Layout annotation data:
* begin *

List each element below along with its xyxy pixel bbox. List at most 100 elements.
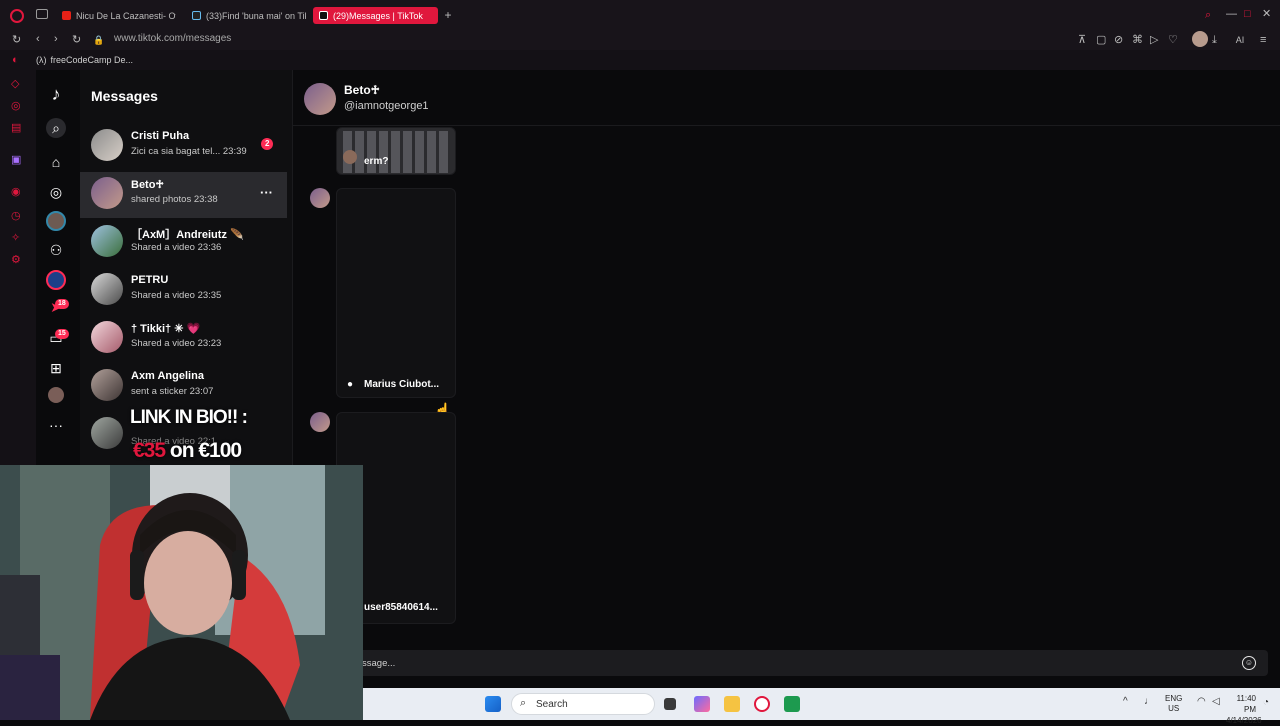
- volume-icon[interactable]: ◁: [1212, 696, 1220, 707]
- translate-icon[interactable]: ⌘: [1132, 34, 1143, 46]
- conversation-item[interactable]: Axm Angelina sent a sticker 23:07: [80, 364, 287, 410]
- forward-icon[interactable]: ›: [54, 33, 58, 45]
- language-indicator[interactable]: ENG US: [1165, 694, 1182, 714]
- search-icon[interactable]: ⌕: [46, 118, 66, 138]
- opera-logo-icon[interactable]: [10, 9, 24, 23]
- app-icon[interactable]: [784, 696, 800, 712]
- live-avatar-icon[interactable]: [46, 211, 66, 231]
- bookmarks-icon[interactable]: ▤: [11, 122, 21, 134]
- url-field[interactable]: www.tiktok.com/messages: [114, 33, 231, 44]
- profile-icon[interactable]: [48, 387, 64, 403]
- tab-tiktok-search[interactable]: (33)Find 'buna mai' on Tik: [186, 7, 306, 24]
- promo-rest: on €100: [165, 439, 242, 462]
- wifi-icon[interactable]: ◠: [1197, 696, 1206, 707]
- webcam-image: [0, 465, 363, 720]
- shared-video-card[interactable]: ● Marius Ciubot...: [336, 188, 456, 398]
- conversation-item[interactable]: ［AxM］Andreiutz 🪶 Shared a video 23:36: [80, 220, 287, 266]
- emoji-icon[interactable]: ☺: [1242, 656, 1256, 670]
- chat-avatar[interactable]: [304, 83, 336, 115]
- player-icon[interactable]: ◉: [11, 186, 21, 198]
- message-avatar: [310, 412, 330, 432]
- conversation-name: † Tikki† ✳ 💗: [131, 323, 201, 335]
- windows-taskbar: ⌕ Search ^ ♩ ENG US ◠ ◁ 11:40 PM 4/14/20…: [363, 688, 1280, 725]
- download-icon[interactable]: ⤓: [1212, 34, 1217, 46]
- workspaces-icon[interactable]: [36, 9, 48, 19]
- aria-ai-button[interactable]: AI: [1229, 34, 1251, 46]
- minimize-icon[interactable]: —: [1226, 8, 1237, 20]
- following-icon[interactable]: ⚇: [46, 240, 66, 260]
- heart-icon[interactable]: ♡: [1168, 34, 1178, 46]
- aria-icon[interactable]: ◇: [11, 78, 19, 90]
- tab-youtube[interactable]: Nicu De La Cazanesti- Of: [56, 7, 176, 24]
- tab-tiktok-messages[interactable]: (29)Messages | TikTok: [313, 7, 438, 24]
- menu-icon[interactable]: ≡: [1260, 34, 1266, 46]
- reload-icon[interactable]: ↻: [12, 34, 21, 46]
- screenshot-icon[interactable]: ▢: [1096, 34, 1106, 46]
- chat-name[interactable]: Beto♱: [344, 83, 380, 97]
- more-options-icon[interactable]: ···: [260, 185, 273, 200]
- twitch-icon[interactable]: ▣: [11, 154, 21, 166]
- photo-avatar: [343, 150, 357, 164]
- file-explorer-icon[interactable]: [724, 696, 740, 712]
- upload-icon[interactable]: ⊞: [46, 358, 66, 378]
- keyboard-image: [343, 131, 451, 173]
- avatar: [91, 369, 123, 401]
- promo-overlay: LINK IN BIO!! : €35 on €100: [128, 405, 253, 465]
- photo-caption: erm?: [364, 156, 389, 167]
- task-view-icon[interactable]: [664, 698, 676, 710]
- conversation-item[interactable]: Cristi Puha Zici ca sia bagat tel... 23:…: [80, 124, 287, 170]
- lang-bottom: US: [1168, 704, 1180, 713]
- tiktok-logo-icon[interactable]: ♪: [46, 84, 66, 104]
- tab-title: (29)Messages | TikTok: [333, 10, 423, 21]
- explore-icon[interactable]: ◎: [46, 182, 66, 202]
- opera-taskbar-icon[interactable]: [754, 696, 770, 712]
- profile-avatar[interactable]: [1192, 31, 1208, 47]
- microphone-icon[interactable]: ♩: [1144, 696, 1154, 707]
- tiktok-icon: [192, 11, 201, 20]
- messenger-icon[interactable]: ◎: [11, 100, 21, 112]
- bookmark-label: freeCodeCamp De...: [50, 55, 134, 65]
- conversation-name: Cristi Puha: [131, 130, 190, 142]
- avatar: [91, 225, 123, 257]
- conversation-preview: Shared a video 23:36: [131, 242, 222, 253]
- avatar: [91, 417, 123, 449]
- close-icon[interactable]: ✕: [1262, 8, 1271, 20]
- copilot-icon[interactable]: [694, 696, 710, 712]
- home-icon[interactable]: ⌂: [46, 152, 66, 172]
- history-icon[interactable]: ◷: [11, 210, 21, 222]
- bookmark-freecodecamp[interactable]: (λ) freeCodeCamp De...: [36, 55, 133, 65]
- adblock-icon[interactable]: ⊘: [1114, 34, 1123, 46]
- settings-icon[interactable]: ⚙: [11, 254, 21, 266]
- clock[interactable]: 11:40 PM 4/14/2026: [1226, 693, 1262, 726]
- conversation-item[interactable]: † Tikki† ✳ 💗 Shared a video 23:23: [80, 316, 287, 362]
- tab-title: (33)Find 'buna mai' on Tik: [206, 10, 306, 21]
- youtube-icon: [62, 11, 71, 20]
- conversation-preview: Zici ca sia bagat tel... 23:39: [131, 146, 247, 157]
- taskbar-search[interactable]: ⌕ Search: [511, 693, 655, 715]
- chat-handle[interactable]: @iamnotgeorge1: [344, 100, 429, 112]
- conversation-item[interactable]: Beto♱ shared photos 23:38 ···: [80, 172, 287, 218]
- shared-photo-card[interactable]: erm?: [336, 127, 456, 175]
- browser-tab-bar: Nicu De La Cazanesti- Of (33)Find 'buna …: [0, 0, 1280, 30]
- more-icon[interactable]: ···: [46, 415, 66, 435]
- refresh-icon[interactable]: ↻: [72, 34, 81, 46]
- notification-icon[interactable]: ◔: [1263, 697, 1269, 708]
- conversation-preview: Shared a video 23:23: [131, 338, 222, 349]
- windows-start-icon[interactable]: [485, 696, 501, 712]
- extensions-icon[interactable]: ✧: [11, 232, 20, 244]
- live-icon[interactable]: [46, 270, 66, 290]
- chevron-up-icon[interactable]: ^: [1123, 696, 1128, 707]
- new-tab-button[interactable]: +: [442, 9, 454, 21]
- pin-icon[interactable]: ⊼: [1078, 34, 1086, 46]
- message-input[interactable]: ssage... ☺: [354, 650, 1268, 676]
- play-icon[interactable]: ▷: [1150, 34, 1158, 46]
- maximize-icon[interactable]: □: [1244, 8, 1251, 20]
- search-tabs-icon[interactable]: ⌕: [1205, 9, 1211, 21]
- promo-offer: €35 on €100: [133, 439, 242, 463]
- conversation-preview: sent a sticker 23:07: [131, 386, 214, 397]
- back-icon[interactable]: ‹: [36, 33, 40, 45]
- conversation-item[interactable]: PETRU Shared a video 23:35: [80, 268, 287, 314]
- conversation-preview: shared photos 23:38: [131, 194, 218, 205]
- conversation-name: Beto♱: [131, 179, 164, 191]
- lock-icon: 🔒: [93, 35, 105, 45]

* end *

THE EXERCISE =>
Locate and copy every line of the material that contains the string "live", treating uppercase and lowercase as different.

REPLY TO THE TASK =>
- live-avatar-icon[interactable]: [46, 211, 66, 231]
- live-icon[interactable]: [46, 270, 66, 290]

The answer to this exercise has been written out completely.